** Start DATASET RECORDS **
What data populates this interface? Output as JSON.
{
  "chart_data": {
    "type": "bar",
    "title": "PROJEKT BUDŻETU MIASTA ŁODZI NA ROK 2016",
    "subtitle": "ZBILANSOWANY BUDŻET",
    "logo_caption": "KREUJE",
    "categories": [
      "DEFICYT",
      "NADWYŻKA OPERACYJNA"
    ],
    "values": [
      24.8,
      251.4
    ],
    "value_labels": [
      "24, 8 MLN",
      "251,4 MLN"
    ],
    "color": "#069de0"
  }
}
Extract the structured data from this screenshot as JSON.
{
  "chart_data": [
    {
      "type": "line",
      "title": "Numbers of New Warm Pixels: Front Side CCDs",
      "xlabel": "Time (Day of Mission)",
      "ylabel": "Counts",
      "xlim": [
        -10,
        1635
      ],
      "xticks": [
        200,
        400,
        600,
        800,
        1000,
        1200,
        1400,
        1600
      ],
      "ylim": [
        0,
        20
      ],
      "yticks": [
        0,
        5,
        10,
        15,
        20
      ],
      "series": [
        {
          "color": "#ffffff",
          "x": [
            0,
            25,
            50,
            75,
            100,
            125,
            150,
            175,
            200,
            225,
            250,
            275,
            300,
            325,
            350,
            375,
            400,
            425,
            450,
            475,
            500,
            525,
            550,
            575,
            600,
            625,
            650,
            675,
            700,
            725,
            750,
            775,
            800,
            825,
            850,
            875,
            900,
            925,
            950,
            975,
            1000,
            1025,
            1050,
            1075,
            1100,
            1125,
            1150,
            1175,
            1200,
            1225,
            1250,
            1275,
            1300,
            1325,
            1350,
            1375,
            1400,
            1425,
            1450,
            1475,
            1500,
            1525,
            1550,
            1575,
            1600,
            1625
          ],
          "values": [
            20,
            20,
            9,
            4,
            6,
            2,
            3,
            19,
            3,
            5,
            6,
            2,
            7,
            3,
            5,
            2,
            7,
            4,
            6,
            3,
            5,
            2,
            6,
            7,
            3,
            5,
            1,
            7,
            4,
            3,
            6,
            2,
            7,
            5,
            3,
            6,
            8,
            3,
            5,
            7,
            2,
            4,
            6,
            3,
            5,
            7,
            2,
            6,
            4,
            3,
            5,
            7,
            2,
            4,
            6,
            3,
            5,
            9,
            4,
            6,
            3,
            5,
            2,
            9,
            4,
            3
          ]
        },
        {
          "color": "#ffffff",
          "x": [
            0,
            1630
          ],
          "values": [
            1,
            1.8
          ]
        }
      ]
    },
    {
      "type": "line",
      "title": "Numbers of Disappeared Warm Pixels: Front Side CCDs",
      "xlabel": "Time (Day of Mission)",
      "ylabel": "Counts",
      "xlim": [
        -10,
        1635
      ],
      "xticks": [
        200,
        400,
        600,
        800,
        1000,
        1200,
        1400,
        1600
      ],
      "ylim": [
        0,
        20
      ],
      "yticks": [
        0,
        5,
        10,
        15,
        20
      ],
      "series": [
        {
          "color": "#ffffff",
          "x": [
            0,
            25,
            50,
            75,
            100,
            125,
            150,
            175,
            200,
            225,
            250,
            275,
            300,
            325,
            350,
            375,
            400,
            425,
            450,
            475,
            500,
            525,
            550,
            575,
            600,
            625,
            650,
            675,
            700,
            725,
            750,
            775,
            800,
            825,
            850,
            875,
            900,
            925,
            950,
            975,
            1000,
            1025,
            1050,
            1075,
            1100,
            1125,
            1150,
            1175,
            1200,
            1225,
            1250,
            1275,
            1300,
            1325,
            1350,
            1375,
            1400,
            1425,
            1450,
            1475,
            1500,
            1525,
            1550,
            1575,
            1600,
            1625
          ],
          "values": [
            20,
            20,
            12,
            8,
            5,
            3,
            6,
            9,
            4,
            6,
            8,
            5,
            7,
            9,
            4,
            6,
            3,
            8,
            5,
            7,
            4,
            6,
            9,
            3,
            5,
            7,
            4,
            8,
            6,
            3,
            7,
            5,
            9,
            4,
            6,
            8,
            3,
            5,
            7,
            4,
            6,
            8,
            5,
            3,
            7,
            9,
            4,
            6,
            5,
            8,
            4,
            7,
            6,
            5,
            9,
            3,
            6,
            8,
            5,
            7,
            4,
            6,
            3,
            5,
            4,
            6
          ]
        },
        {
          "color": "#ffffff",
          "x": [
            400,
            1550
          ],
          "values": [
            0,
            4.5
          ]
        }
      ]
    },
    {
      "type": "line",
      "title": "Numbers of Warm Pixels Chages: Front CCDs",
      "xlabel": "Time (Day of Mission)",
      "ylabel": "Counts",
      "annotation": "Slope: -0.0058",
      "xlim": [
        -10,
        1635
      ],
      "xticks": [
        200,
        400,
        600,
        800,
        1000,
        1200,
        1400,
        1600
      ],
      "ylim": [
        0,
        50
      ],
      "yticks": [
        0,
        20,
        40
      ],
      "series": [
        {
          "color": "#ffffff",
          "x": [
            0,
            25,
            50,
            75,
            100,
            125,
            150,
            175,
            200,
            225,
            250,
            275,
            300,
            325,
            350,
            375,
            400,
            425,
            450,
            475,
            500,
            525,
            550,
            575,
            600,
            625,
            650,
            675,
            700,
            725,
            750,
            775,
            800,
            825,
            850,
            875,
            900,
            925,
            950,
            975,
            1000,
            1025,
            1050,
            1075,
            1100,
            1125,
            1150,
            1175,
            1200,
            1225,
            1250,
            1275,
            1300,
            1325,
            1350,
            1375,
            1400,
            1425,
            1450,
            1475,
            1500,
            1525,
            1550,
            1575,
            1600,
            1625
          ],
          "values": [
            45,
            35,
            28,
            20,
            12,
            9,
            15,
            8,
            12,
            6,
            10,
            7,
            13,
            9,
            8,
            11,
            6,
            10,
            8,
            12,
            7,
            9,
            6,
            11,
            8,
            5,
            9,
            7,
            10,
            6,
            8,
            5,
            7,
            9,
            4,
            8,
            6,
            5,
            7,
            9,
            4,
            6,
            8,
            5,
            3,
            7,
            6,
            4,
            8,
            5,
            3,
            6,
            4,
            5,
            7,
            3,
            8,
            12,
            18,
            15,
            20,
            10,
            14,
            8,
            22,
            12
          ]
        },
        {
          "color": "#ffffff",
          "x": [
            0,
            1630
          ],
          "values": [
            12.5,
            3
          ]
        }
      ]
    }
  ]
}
** End DATASET RECORDS **
# WRITTEN REQUEST:
Each entry above needs to be retyped exactly.

# FULL OUTPUT:
What data populates this interface? Output as JSON.
{
  "chart_data": {
    "type": "bar",
    "title": "PROJEKT BUDŻETU MIASTA ŁODZI NA ROK 2016",
    "subtitle": "ZBILANSOWANY BUDŻET",
    "logo_caption": "KREUJE",
    "categories": [
      "DEFICYT",
      "NADWYŻKA OPERACYJNA"
    ],
    "values": [
      24.8,
      251.4
    ],
    "value_labels": [
      "24, 8 MLN",
      "251,4 MLN"
    ],
    "color": "#069de0"
  }
}
Extract the structured data from this screenshot as JSON.
{
  "chart_data": [
    {
      "type": "line",
      "title": "Numbers of New Warm Pixels: Front Side CCDs",
      "xlabel": "Time (Day of Mission)",
      "ylabel": "Counts",
      "xlim": [
        -10,
        1635
      ],
      "xticks": [
        200,
        400,
        600,
        800,
        1000,
        1200,
        1400,
        1600
      ],
      "ylim": [
        0,
        20
      ],
      "yticks": [
        0,
        5,
        10,
        15,
        20
      ],
      "series": [
        {
          "color": "#ffffff",
          "x": [
            0,
            25,
            50,
            75,
            100,
            125,
            150,
            175,
            200,
            225,
            250,
            275,
            300,
            325,
            350,
            375,
            400,
            425,
            450,
            475,
            500,
            525,
            550,
            575,
            600,
            625,
            650,
            675,
            700,
            725,
            750,
            775,
            800,
            825,
            850,
            875,
            900,
            925,
            950,
            975,
            1000,
            1025,
            1050,
            1075,
            1100,
            1125,
            1150,
            1175,
            1200,
            1225,
            1250,
            1275,
            1300,
            1325,
            1350,
            1375,
            1400,
            1425,
            1450,
            1475,
            1500,
            1525,
            1550,
            1575,
            1600,
            1625
          ],
          "values": [
            20,
            20,
            9,
            4,
            6,
            2,
            3,
            19,
            3,
            5,
            6,
            2,
            7,
            3,
            5,
            2,
            7,
            4,
            6,
            3,
            5,
            2,
            6,
            7,
            3,
            5,
            1,
            7,
            4,
            3,
            6,
            2,
            7,
            5,
            3,
            6,
            8,
            3,
            5,
            7,
            2,
            4,
            6,
            3,
            5,
            7,
            2,
            6,
            4,
            3,
            5,
            7,
            2,
            4,
            6,
            3,
            5,
            9,
            4,
            6,
            3,
            5,
            2,
            9,
            4,
            3
          ]
        },
        {
          "color": "#ffffff",
          "x": [
            0,
            1630
          ],
          "values": [
            1,
            1.8
          ]
        }
      ]
    },
    {
      "type": "line",
      "title": "Numbers of Disappeared Warm Pixels: Front Side CCDs",
      "xlabel": "Time (Day of Mission)",
      "ylabel": "Counts",
      "xlim": [
        -10,
        1635
      ],
      "xticks": [
        200,
        400,
        600,
        800,
        1000,
        1200,
        1400,
        1600
      ],
      "ylim": [
        0,
        20
      ],
      "yticks": [
        0,
        5,
        10,
        15,
        20
      ],
      "series": [
        {
          "color": "#ffffff",
          "x": [
            0,
            25,
            50,
            75,
            100,
            125,
            150,
            175,
            200,
            225,
            250,
            275,
            300,
            325,
            350,
            375,
            400,
            425,
            450,
            475,
            500,
            525,
            550,
            575,
            600,
            625,
            650,
            675,
            700,
            725,
            750,
            775,
            800,
            825,
            850,
            875,
            900,
            925,
            950,
            975,
            1000,
            1025,
            1050,
            1075,
            1100,
            1125,
            1150,
            1175,
            1200,
            1225,
            1250,
            1275,
            1300,
            1325,
            1350,
            1375,
            1400,
            1425,
            1450,
            1475,
            1500,
            1525,
            1550,
            1575,
            1600,
            1625
          ],
          "values": [
            20,
            20,
            12,
            8,
            5,
            3,
            6,
            9,
            4,
            6,
            8,
            5,
            7,
            9,
            4,
            6,
            3,
            8,
            5,
            7,
            4,
            6,
            9,
            3,
            5,
            7,
            4,
            8,
            6,
            3,
            7,
            5,
            9,
            4,
            6,
            8,
            3,
            5,
            7,
            4,
            6,
            8,
            5,
            3,
            7,
            9,
            4,
            6,
            5,
            8,
            4,
            7,
            6,
            5,
            9,
            3,
            6,
            8,
            5,
            7,
            4,
            6,
            3,
            5,
            4,
            6
          ]
        },
        {
          "color": "#ffffff",
          "x": [
            400,
            1550
          ],
          "values": [
            0,
            4.5
          ]
        }
      ]
    },
    {
      "type": "line",
      "title": "Numbers of Warm Pixels Chages: Front CCDs",
      "xlabel": "Time (Day of Mission)",
      "ylabel": "Counts",
      "annotation": "Slope: -0.0058",
      "xlim": [
        -10,
        1635
      ],
      "xticks": [
        200,
        400,
        600,
        800,
        1000,
        1200,
        1400,
        1600
      ],
      "ylim": [
        0,
        50
      ],
      "yticks": [
        0,
        20,
        40
      ],
      "series": [
        {
          "color": "#ffffff",
          "x": [
            0,
            25,
            50,
            75,
            100,
            125,
            150,
            175,
            200,
            225,
            250,
            275,
            300,
            325,
            350,
            375,
            400,
            425,
            450,
            475,
            500,
            525,
            550,
            575,
            600,
            625,
            650,
            675,
            700,
            725,
            750,
            775,
            800,
            825,
            850,
            875,
            900,
            925,
            950,
            975,
            1000,
            1025,
            1050,
            1075,
            1100,
            1125,
            1150,
            1175,
            1200,
            1225,
            1250,
            1275,
            1300,
            1325,
            1350,
            1375,
            1400,
            1425,
            1450,
            1475,
            1500,
            1525,
            1550,
            1575,
            1600,
            1625
          ],
          "values": [
            45,
            35,
            28,
            20,
            12,
            9,
            15,
            8,
            12,
            6,
            10,
            7,
            13,
            9,
            8,
            11,
            6,
            10,
            8,
            12,
            7,
            9,
            6,
            11,
            8,
            5,
            9,
            7,
            10,
            6,
            8,
            5,
            7,
            9,
            4,
            8,
            6,
            5,
            7,
            9,
            4,
            6,
            8,
            5,
            3,
            7,
            6,
            4,
            8,
            5,
            3,
            6,
            4,
            5,
            7,
            3,
            8,
            12,
            18,
            15,
            20,
            10,
            14,
            8,
            22,
            12
          ]
        },
        {
          "color": "#ffffff",
          "x": [
            0,
            1630
          ],
          "values": [
            12.5,
            3
          ]
        }
      ]
    }
  ]
}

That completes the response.